* What to do *
Copy the records below exactly as they are written.

* Raw records *
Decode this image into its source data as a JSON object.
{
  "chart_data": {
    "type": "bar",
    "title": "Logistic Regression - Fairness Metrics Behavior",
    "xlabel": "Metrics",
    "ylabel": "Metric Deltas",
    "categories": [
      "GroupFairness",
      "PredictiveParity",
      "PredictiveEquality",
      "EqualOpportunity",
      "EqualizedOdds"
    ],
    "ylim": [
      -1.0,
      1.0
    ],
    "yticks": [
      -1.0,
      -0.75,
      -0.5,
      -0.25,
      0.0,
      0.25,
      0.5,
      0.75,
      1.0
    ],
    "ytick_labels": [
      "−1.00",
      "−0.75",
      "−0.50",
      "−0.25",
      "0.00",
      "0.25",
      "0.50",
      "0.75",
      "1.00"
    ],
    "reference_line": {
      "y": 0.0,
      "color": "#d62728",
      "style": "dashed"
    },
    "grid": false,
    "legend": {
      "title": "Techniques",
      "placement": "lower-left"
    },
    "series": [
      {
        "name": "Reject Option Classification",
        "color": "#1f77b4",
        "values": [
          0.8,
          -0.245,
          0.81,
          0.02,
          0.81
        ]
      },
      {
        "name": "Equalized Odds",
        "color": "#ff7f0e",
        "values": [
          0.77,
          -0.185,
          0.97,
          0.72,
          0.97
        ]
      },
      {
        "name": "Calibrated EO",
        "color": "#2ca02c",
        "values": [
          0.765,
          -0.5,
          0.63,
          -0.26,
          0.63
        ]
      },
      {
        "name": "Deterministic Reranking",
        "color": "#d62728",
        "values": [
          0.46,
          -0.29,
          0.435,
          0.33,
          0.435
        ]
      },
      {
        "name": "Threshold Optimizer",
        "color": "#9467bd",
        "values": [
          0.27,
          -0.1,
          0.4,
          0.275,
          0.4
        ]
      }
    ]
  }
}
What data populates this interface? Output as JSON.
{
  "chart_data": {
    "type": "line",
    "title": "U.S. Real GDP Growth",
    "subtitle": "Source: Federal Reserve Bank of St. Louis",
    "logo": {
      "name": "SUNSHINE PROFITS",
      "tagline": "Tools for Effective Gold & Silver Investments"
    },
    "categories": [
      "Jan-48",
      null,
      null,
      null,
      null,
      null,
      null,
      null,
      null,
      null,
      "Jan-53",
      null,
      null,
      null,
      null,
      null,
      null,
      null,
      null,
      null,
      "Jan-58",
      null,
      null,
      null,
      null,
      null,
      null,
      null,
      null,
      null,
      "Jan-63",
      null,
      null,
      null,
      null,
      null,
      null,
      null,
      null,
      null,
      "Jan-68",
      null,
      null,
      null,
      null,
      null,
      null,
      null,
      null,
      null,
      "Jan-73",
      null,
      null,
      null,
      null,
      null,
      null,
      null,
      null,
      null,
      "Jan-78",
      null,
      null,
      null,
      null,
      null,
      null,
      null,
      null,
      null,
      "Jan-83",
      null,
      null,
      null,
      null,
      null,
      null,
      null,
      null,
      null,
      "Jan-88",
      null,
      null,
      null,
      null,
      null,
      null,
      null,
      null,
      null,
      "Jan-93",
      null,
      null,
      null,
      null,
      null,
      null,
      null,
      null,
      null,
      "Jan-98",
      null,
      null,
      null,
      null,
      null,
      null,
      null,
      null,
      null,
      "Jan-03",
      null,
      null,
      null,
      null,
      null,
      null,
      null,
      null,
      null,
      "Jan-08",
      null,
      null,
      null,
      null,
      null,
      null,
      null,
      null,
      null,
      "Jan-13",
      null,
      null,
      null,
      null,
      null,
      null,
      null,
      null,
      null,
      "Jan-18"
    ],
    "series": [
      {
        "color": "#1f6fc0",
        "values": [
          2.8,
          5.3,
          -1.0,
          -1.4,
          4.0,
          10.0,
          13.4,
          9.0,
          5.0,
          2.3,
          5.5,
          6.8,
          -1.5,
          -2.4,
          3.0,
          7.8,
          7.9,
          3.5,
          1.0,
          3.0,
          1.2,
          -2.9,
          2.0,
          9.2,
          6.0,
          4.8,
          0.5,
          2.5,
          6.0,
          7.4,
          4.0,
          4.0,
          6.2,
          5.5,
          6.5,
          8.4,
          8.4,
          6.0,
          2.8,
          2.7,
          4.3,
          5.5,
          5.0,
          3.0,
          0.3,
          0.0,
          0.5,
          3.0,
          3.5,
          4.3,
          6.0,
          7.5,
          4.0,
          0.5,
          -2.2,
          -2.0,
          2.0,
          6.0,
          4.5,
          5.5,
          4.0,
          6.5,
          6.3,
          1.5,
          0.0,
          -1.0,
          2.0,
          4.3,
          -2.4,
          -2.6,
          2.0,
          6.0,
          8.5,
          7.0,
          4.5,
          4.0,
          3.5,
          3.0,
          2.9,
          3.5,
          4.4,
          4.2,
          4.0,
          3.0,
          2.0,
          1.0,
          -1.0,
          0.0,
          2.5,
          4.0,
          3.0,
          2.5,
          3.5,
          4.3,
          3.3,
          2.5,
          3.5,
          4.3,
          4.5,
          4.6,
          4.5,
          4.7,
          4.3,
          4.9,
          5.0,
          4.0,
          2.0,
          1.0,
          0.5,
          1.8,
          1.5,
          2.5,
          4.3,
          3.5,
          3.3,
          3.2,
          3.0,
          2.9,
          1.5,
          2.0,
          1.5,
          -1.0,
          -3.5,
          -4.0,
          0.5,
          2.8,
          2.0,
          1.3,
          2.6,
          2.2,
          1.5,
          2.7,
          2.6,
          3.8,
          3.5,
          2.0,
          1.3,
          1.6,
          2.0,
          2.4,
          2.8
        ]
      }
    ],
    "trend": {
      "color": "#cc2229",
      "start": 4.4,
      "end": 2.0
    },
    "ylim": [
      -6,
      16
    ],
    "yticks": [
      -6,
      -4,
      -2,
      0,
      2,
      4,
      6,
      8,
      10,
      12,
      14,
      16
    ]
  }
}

* Answer to this exercise *
Decode this image into its source data as a JSON object.
{
  "chart_data": {
    "type": "bar",
    "title": "Logistic Regression - Fairness Metrics Behavior",
    "xlabel": "Metrics",
    "ylabel": "Metric Deltas",
    "categories": [
      "GroupFairness",
      "PredictiveParity",
      "PredictiveEquality",
      "EqualOpportunity",
      "EqualizedOdds"
    ],
    "ylim": [
      -1.0,
      1.0
    ],
    "yticks": [
      -1.0,
      -0.75,
      -0.5,
      -0.25,
      0.0,
      0.25,
      0.5,
      0.75,
      1.0
    ],
    "ytick_labels": [
      "−1.00",
      "−0.75",
      "−0.50",
      "−0.25",
      "0.00",
      "0.25",
      "0.50",
      "0.75",
      "1.00"
    ],
    "reference_line": {
      "y": 0.0,
      "color": "#d62728",
      "style": "dashed"
    },
    "grid": false,
    "legend": {
      "title": "Techniques",
      "placement": "lower-left"
    },
    "series": [
      {
        "name": "Reject Option Classification",
        "color": "#1f77b4",
        "values": [
          0.8,
          -0.245,
          0.81,
          0.02,
          0.81
        ]
      },
      {
        "name": "Equalized Odds",
        "color": "#ff7f0e",
        "values": [
          0.77,
          -0.185,
          0.97,
          0.72,
          0.97
        ]
      },
      {
        "name": "Calibrated EO",
        "color": "#2ca02c",
        "values": [
          0.765,
          -0.5,
          0.63,
          -0.26,
          0.63
        ]
      },
      {
        "name": "Deterministic Reranking",
        "color": "#d62728",
        "values": [
          0.46,
          -0.29,
          0.435,
          0.33,
          0.435
        ]
      },
      {
        "name": "Threshold Optimizer",
        "color": "#9467bd",
        "values": [
          0.27,
          -0.1,
          0.4,
          0.275,
          0.4
        ]
      }
    ]
  }
}
What data populates this interface? Output as JSON.
{
  "chart_data": {
    "type": "line",
    "title": "U.S. Real GDP Growth",
    "subtitle": "Source: Federal Reserve Bank of St. Louis",
    "logo": {
      "name": "SUNSHINE PROFITS",
      "tagline": "Tools for Effective Gold & Silver Investments"
    },
    "categories": [
      "Jan-48",
      null,
      null,
      null,
      null,
      null,
      null,
      null,
      null,
      null,
      "Jan-53",
      null,
      null,
      null,
      null,
      null,
      null,
      null,
      null,
      null,
      "Jan-58",
      null,
      null,
      null,
      null,
      null,
      null,
      null,
      null,
      null,
      "Jan-63",
      null,
      null,
      null,
      null,
      null,
      null,
      null,
      null,
      null,
      "Jan-68",
      null,
      null,
      null,
      null,
      null,
      null,
      null,
      null,
      null,
      "Jan-73",
      null,
      null,
      null,
      null,
      null,
      null,
      null,
      null,
      null,
      "Jan-78",
      null,
      null,
      null,
      null,
      null,
      null,
      null,
      null,
      null,
      "Jan-83",
      null,
      null,
      null,
      null,
      null,
      null,
      null,
      null,
      null,
      "Jan-88",
      null,
      null,
      null,
      null,
      null,
      null,
      null,
      null,
      null,
      "Jan-93",
      null,
      null,
      null,
      null,
      null,
      null,
      null,
      null,
      null,
      "Jan-98",
      null,
      null,
      null,
      null,
      null,
      null,
      null,
      null,
      null,
      "Jan-03",
      null,
      null,
      null,
      null,
      null,
      null,
      null,
      null,
      null,
      "Jan-08",
      null,
      null,
      null,
      null,
      null,
      null,
      null,
      null,
      null,
      "Jan-13",
      null,
      null,
      null,
      null,
      null,
      null,
      null,
      null,
      null,
      "Jan-18"
    ],
    "series": [
      {
        "color": "#1f6fc0",
        "values": [
          2.8,
          5.3,
          -1.0,
          -1.4,
          4.0,
          10.0,
          13.4,
          9.0,
          5.0,
          2.3,
          5.5,
          6.8,
          -1.5,
          -2.4,
          3.0,
          7.8,
          7.9,
          3.5,
          1.0,
          3.0,
          1.2,
          -2.9,
          2.0,
          9.2,
          6.0,
          4.8,
          0.5,
          2.5,
          6.0,
          7.4,
          4.0,
          4.0,
          6.2,
          5.5,
          6.5,
          8.4,
          8.4,
          6.0,
          2.8,
          2.7,
          4.3,
          5.5,
          5.0,
          3.0,
          0.3,
          0.0,
          0.5,
          3.0,
          3.5,
          4.3,
          6.0,
          7.5,
          4.0,
          0.5,
          -2.2,
          -2.0,
          2.0,
          6.0,
          4.5,
          5.5,
          4.0,
          6.5,
          6.3,
          1.5,
          0.0,
          -1.0,
          2.0,
          4.3,
          -2.4,
          -2.6,
          2.0,
          6.0,
          8.5,
          7.0,
          4.5,
          4.0,
          3.5,
          3.0,
          2.9,
          3.5,
          4.4,
          4.2,
          4.0,
          3.0,
          2.0,
          1.0,
          -1.0,
          0.0,
          2.5,
          4.0,
          3.0,
          2.5,
          3.5,
          4.3,
          3.3,
          2.5,
          3.5,
          4.3,
          4.5,
          4.6,
          4.5,
          4.7,
          4.3,
          4.9,
          5.0,
          4.0,
          2.0,
          1.0,
          0.5,
          1.8,
          1.5,
          2.5,
          4.3,
          3.5,
          3.3,
          3.2,
          3.0,
          2.9,
          1.5,
          2.0,
          1.5,
          -1.0,
          -3.5,
          -4.0,
          0.5,
          2.8,
          2.0,
          1.3,
          2.6,
          2.2,
          1.5,
          2.7,
          2.6,
          3.8,
          3.5,
          2.0,
          1.3,
          1.6,
          2.0,
          2.4,
          2.8
        ]
      }
    ],
    "trend": {
      "color": "#cc2229",
      "start": 4.4,
      "end": 2.0
    },
    "ylim": [
      -6,
      16
    ],
    "yticks": [
      -6,
      -4,
      -2,
      0,
      2,
      4,
      6,
      8,
      10,
      12,
      14,
      16
    ]
  }
}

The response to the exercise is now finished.